Exercise instructions. Look in the data below for the line that contains "What data populates". Copy that line and the remaining lines exactly.

Stored records.
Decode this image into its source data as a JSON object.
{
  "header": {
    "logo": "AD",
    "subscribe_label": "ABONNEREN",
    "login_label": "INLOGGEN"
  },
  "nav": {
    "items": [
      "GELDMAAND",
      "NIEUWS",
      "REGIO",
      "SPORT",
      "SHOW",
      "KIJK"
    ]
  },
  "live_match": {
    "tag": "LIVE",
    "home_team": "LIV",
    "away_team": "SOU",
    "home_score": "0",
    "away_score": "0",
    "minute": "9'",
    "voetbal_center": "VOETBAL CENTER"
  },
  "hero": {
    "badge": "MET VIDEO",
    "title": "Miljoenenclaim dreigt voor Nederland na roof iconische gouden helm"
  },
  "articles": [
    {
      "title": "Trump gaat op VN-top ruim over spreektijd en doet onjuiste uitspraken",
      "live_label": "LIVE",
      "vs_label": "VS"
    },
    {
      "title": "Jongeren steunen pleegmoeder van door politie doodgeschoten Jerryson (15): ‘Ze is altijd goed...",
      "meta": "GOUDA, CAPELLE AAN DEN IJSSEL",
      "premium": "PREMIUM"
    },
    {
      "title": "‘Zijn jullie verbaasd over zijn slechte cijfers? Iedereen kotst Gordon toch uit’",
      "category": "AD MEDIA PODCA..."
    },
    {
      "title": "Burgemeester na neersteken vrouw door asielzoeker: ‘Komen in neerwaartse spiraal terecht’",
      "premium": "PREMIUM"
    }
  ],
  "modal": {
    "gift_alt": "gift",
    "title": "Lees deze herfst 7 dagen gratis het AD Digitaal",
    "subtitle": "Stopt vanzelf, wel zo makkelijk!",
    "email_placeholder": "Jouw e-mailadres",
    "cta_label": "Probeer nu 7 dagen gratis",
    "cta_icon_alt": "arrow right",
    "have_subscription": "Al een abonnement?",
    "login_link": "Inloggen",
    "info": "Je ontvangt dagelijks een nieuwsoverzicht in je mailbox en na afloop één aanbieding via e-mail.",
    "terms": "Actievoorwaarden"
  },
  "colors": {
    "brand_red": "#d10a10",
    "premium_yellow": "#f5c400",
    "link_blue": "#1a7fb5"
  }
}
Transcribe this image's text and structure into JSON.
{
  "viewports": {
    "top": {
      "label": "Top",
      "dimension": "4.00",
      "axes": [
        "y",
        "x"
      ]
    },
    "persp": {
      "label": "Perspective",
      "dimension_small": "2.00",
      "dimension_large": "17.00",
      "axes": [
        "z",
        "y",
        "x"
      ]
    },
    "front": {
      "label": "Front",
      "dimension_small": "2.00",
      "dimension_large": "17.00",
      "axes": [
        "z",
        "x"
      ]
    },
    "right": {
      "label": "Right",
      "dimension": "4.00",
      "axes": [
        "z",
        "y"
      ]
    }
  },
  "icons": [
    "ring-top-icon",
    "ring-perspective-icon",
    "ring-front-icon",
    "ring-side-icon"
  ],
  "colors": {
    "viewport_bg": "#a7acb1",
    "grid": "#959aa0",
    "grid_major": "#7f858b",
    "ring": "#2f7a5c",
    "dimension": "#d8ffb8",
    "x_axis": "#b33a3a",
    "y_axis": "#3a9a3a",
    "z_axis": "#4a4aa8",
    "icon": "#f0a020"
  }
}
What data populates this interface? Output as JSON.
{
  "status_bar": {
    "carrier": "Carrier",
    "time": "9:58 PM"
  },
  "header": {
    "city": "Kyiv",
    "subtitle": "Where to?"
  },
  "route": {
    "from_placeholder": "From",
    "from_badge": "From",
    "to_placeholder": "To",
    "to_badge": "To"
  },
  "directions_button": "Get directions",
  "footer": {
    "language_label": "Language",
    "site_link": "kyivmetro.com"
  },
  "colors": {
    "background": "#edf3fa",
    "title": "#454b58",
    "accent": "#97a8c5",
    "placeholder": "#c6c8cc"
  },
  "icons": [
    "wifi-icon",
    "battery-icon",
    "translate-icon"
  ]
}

Written reply.
What data populates this interface? Output as JSON.
{
  "status_bar": {
    "carrier": "Carrier",
    "time": "9:58 PM"
  },
  "header": {
    "city": "Kyiv",
    "subtitle": "Where to?"
  },
  "route": {
    "from_placeholder": "From",
    "from_badge": "From",
    "to_placeholder": "To",
    "to_badge": "To"
  },
  "directions_button": "Get directions",
  "footer": {
    "language_label": "Language",
    "site_link": "kyivmetro.com"
  },
  "colors": {
    "background": "#edf3fa",
    "title": "#454b58",
    "accent": "#97a8c5",
    "placeholder": "#c6c8cc"
  },
  "icons": [
    "wifi-icon",
    "battery-icon",
    "translate-icon"
  ]
}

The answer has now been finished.